━━━━━ Data in this exercise ━━━━━

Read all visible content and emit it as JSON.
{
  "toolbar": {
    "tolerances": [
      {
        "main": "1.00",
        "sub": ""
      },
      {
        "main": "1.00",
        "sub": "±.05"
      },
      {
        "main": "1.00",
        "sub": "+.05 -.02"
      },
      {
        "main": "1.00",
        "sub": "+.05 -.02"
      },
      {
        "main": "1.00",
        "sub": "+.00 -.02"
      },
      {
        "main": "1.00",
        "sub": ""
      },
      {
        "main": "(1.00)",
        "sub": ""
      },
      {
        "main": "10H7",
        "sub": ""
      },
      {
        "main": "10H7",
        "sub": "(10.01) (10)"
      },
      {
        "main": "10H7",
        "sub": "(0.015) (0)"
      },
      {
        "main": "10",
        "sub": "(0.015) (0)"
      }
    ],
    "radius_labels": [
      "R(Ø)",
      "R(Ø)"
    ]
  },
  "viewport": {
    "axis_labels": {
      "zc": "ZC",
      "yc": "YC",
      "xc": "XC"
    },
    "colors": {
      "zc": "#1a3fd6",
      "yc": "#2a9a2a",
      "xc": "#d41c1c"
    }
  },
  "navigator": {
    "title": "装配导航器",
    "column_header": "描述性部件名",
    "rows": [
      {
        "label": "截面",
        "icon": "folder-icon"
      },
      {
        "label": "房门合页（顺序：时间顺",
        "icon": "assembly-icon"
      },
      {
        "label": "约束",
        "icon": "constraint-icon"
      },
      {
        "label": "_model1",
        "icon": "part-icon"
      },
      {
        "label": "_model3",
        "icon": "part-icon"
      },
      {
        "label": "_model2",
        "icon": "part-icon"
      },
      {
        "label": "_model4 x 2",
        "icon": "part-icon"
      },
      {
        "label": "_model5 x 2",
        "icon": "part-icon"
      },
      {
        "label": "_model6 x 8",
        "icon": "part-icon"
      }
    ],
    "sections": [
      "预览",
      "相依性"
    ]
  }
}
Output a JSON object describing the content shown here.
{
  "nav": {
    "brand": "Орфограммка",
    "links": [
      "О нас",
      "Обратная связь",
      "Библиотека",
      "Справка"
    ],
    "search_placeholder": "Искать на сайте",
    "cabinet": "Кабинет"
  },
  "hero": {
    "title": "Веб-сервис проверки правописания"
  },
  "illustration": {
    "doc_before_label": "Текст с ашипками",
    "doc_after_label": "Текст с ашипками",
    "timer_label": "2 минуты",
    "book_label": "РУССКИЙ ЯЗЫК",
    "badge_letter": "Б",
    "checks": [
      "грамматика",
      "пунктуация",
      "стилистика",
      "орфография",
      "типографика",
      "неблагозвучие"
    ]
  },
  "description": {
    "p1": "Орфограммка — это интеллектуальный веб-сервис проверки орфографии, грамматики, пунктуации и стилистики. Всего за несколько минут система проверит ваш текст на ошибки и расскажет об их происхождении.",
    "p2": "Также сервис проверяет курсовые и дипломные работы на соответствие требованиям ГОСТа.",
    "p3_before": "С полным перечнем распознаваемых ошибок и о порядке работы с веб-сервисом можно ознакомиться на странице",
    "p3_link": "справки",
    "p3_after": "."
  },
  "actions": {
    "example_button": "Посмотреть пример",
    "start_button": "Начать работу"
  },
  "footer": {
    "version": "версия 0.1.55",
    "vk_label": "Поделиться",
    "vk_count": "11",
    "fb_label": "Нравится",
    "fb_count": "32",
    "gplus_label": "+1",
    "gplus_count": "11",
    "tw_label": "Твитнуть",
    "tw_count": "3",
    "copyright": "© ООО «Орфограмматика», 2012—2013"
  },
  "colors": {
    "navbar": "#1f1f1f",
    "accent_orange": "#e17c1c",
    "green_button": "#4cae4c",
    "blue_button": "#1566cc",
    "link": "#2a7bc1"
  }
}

━━━━━

**Task prompt**
Reproduce all of the records exactly.

**Exercise result**
Read all visible content and emit it as JSON.
{
  "toolbar": {
    "tolerances": [
      {
        "main": "1.00",
        "sub": ""
      },
      {
        "main": "1.00",
        "sub": "±.05"
      },
      {
        "main": "1.00",
        "sub": "+.05 -.02"
      },
      {
        "main": "1.00",
        "sub": "+.05 -.02"
      },
      {
        "main": "1.00",
        "sub": "+.00 -.02"
      },
      {
        "main": "1.00",
        "sub": ""
      },
      {
        "main": "(1.00)",
        "sub": ""
      },
      {
        "main": "10H7",
        "sub": ""
      },
      {
        "main": "10H7",
        "sub": "(10.01) (10)"
      },
      {
        "main": "10H7",
        "sub": "(0.015) (0)"
      },
      {
        "main": "10",
        "sub": "(0.015) (0)"
      }
    ],
    "radius_labels": [
      "R(Ø)",
      "R(Ø)"
    ]
  },
  "viewport": {
    "axis_labels": {
      "zc": "ZC",
      "yc": "YC",
      "xc": "XC"
    },
    "colors": {
      "zc": "#1a3fd6",
      "yc": "#2a9a2a",
      "xc": "#d41c1c"
    }
  },
  "navigator": {
    "title": "装配导航器",
    "column_header": "描述性部件名",
    "rows": [
      {
        "label": "截面",
        "icon": "folder-icon"
      },
      {
        "label": "房门合页（顺序：时间顺",
        "icon": "assembly-icon"
      },
      {
        "label": "约束",
        "icon": "constraint-icon"
      },
      {
        "label": "_model1",
        "icon": "part-icon"
      },
      {
        "label": "_model3",
        "icon": "part-icon"
      },
      {
        "label": "_model2",
        "icon": "part-icon"
      },
      {
        "label": "_model4 x 2",
        "icon": "part-icon"
      },
      {
        "label": "_model5 x 2",
        "icon": "part-icon"
      },
      {
        "label": "_model6 x 8",
        "icon": "part-icon"
      }
    ],
    "sections": [
      "预览",
      "相依性"
    ]
  }
}
Output a JSON object describing the content shown here.
{
  "nav": {
    "brand": "Орфограммка",
    "links": [
      "О нас",
      "Обратная связь",
      "Библиотека",
      "Справка"
    ],
    "search_placeholder": "Искать на сайте",
    "cabinet": "Кабинет"
  },
  "hero": {
    "title": "Веб-сервис проверки правописания"
  },
  "illustration": {
    "doc_before_label": "Текст с ашипками",
    "doc_after_label": "Текст с ашипками",
    "timer_label": "2 минуты",
    "book_label": "РУССКИЙ ЯЗЫК",
    "badge_letter": "Б",
    "checks": [
      "грамматика",
      "пунктуация",
      "стилистика",
      "орфография",
      "типографика",
      "неблагозвучие"
    ]
  },
  "description": {
    "p1": "Орфограммка — это интеллектуальный веб-сервис проверки орфографии, грамматики, пунктуации и стилистики. Всего за несколько минут система проверит ваш текст на ошибки и расскажет об их происхождении.",
    "p2": "Также сервис проверяет курсовые и дипломные работы на соответствие требованиям ГОСТа.",
    "p3_before": "С полным перечнем распознаваемых ошибок и о порядке работы с веб-сервисом можно ознакомиться на странице",
    "p3_link": "справки",
    "p3_after": "."
  },
  "actions": {
    "example_button": "Посмотреть пример",
    "start_button": "Начать работу"
  },
  "footer": {
    "version": "версия 0.1.55",
    "vk_label": "Поделиться",
    "vk_count": "11",
    "fb_label": "Нравится",
    "fb_count": "32",
    "gplus_label": "+1",
    "gplus_count": "11",
    "tw_label": "Твитнуть",
    "tw_count": "3",
    "copyright": "© ООО «Орфограмматика», 2012—2013"
  },
  "colors": {
    "navbar": "#1f1f1f",
    "accent_orange": "#e17c1c",
    "green_button": "#4cae4c",
    "blue_button": "#1566cc",
    "link": "#2a7bc1"
  }
}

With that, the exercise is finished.